| Data to process |
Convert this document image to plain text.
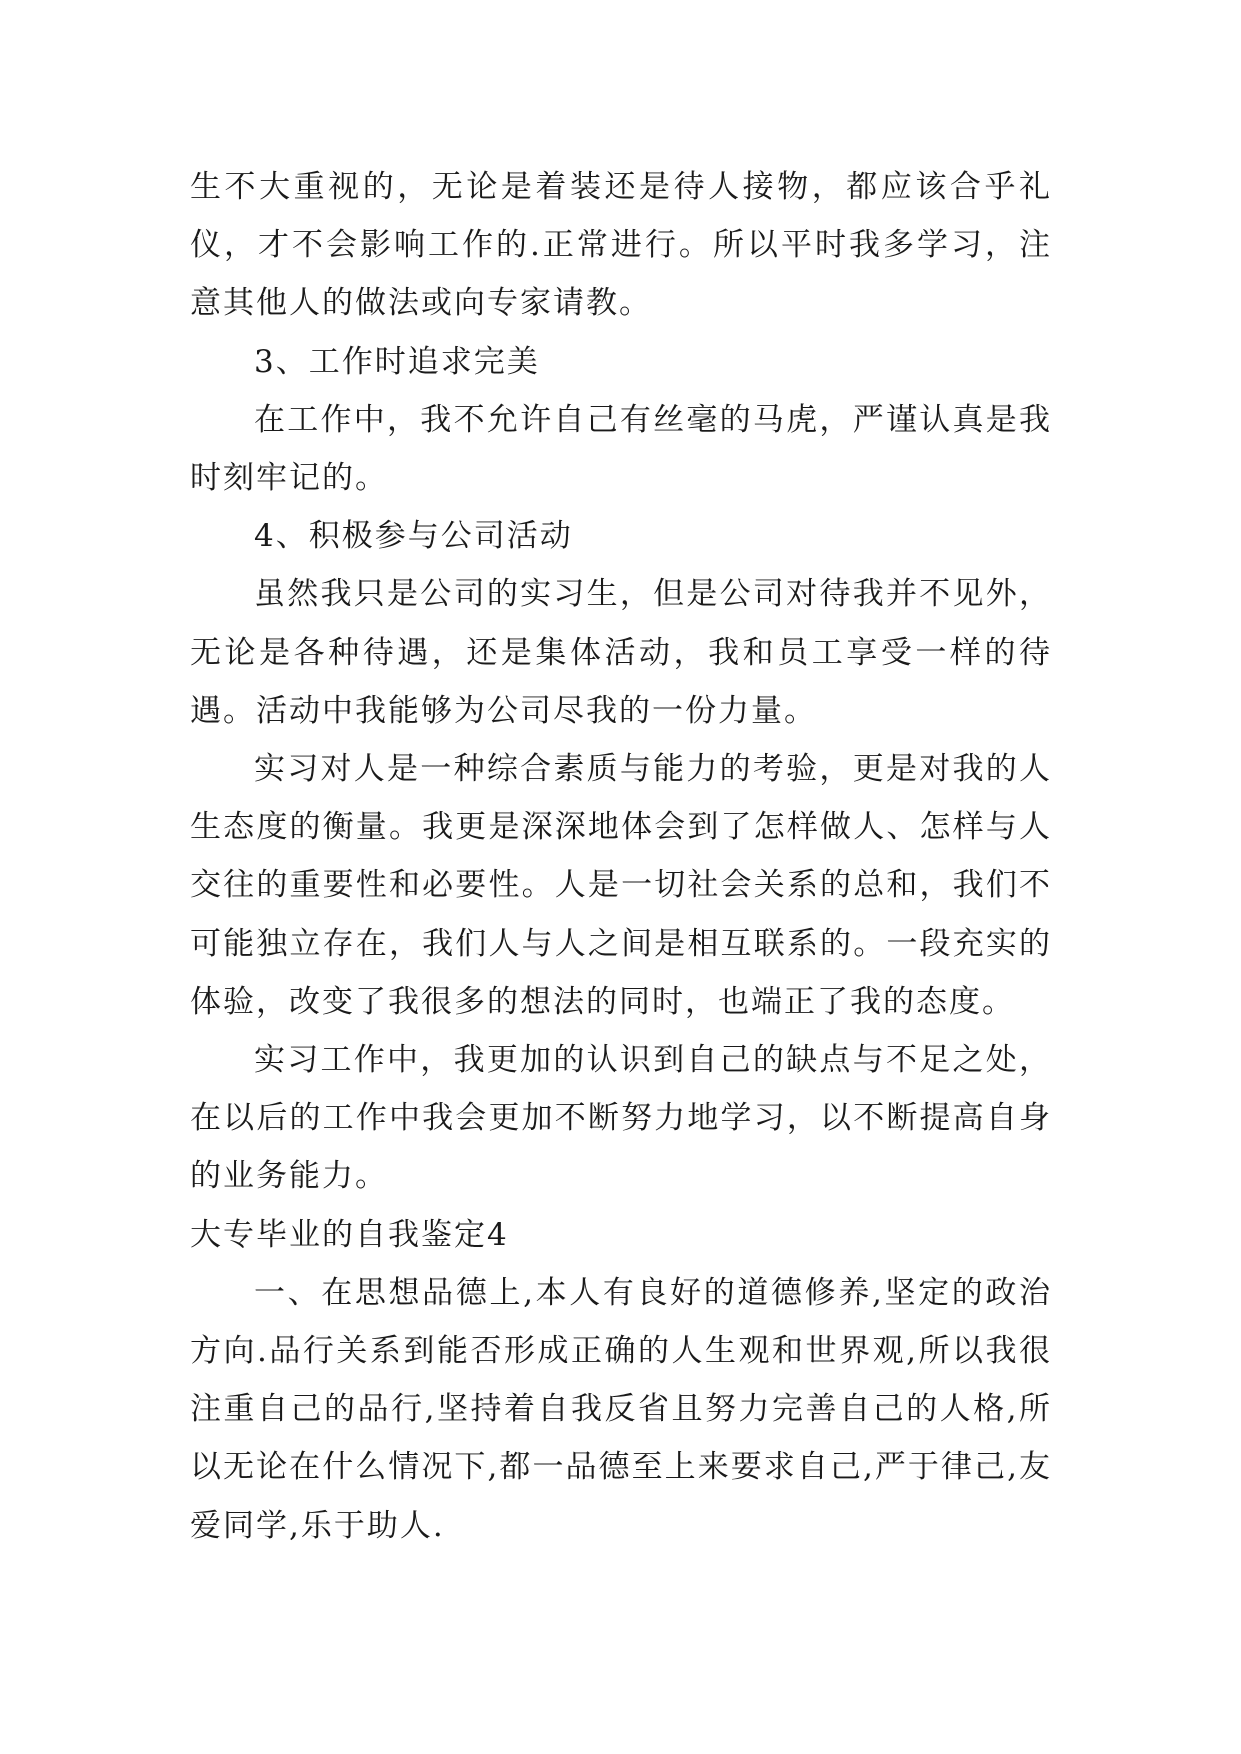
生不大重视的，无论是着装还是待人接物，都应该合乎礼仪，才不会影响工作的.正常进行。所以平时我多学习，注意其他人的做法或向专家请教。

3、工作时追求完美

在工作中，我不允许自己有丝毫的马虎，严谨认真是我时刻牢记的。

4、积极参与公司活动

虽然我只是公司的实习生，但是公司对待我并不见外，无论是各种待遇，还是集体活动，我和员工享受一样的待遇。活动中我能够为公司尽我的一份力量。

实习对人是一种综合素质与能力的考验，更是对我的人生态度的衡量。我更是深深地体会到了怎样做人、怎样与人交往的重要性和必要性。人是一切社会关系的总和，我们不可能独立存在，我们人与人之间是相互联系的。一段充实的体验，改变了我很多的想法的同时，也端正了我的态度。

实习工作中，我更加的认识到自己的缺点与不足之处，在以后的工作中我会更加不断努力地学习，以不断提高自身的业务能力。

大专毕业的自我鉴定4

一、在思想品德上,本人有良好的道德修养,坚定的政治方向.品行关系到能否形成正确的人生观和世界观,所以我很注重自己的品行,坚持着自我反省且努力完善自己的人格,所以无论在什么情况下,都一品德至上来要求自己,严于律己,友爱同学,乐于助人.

| Problem to solve |
Transcribe the complete set of entries verbatim. No pictures belong in the copy.

| Full response |
Convert this document image to plain text.
生不大重视的，无论是着装还是待人接物，都应该合乎礼仪，才不会影响工作的.正常进行。所以平时我多学习，注意其他人的做法或向专家请教。

3、工作时追求完美

在工作中，我不允许自己有丝毫的马虎，严谨认真是我时刻牢记的。

4、积极参与公司活动

虽然我只是公司的实习生，但是公司对待我并不见外，无论是各种待遇，还是集体活动，我和员工享受一样的待遇。活动中我能够为公司尽我的一份力量。

实习对人是一种综合素质与能力的考验，更是对我的人生态度的衡量。我更是深深地体会到了怎样做人、怎样与人交往的重要性和必要性。人是一切社会关系的总和，我们不可能独立存在，我们人与人之间是相互联系的。一段充实的体验，改变了我很多的想法的同时，也端正了我的态度。

实习工作中，我更加的认识到自己的缺点与不足之处，在以后的工作中我会更加不断努力地学习，以不断提高自身的业务能力。

大专毕业的自我鉴定4

一、在思想品德上,本人有良好的道德修养,坚定的政治方向.品行关系到能否形成正确的人生观和世界观,所以我很注重自己的品行,坚持着自我反省且努力完善自己的人格,所以无论在什么情况下,都一品德至上来要求自己,严于律己,友爱同学,乐于助人.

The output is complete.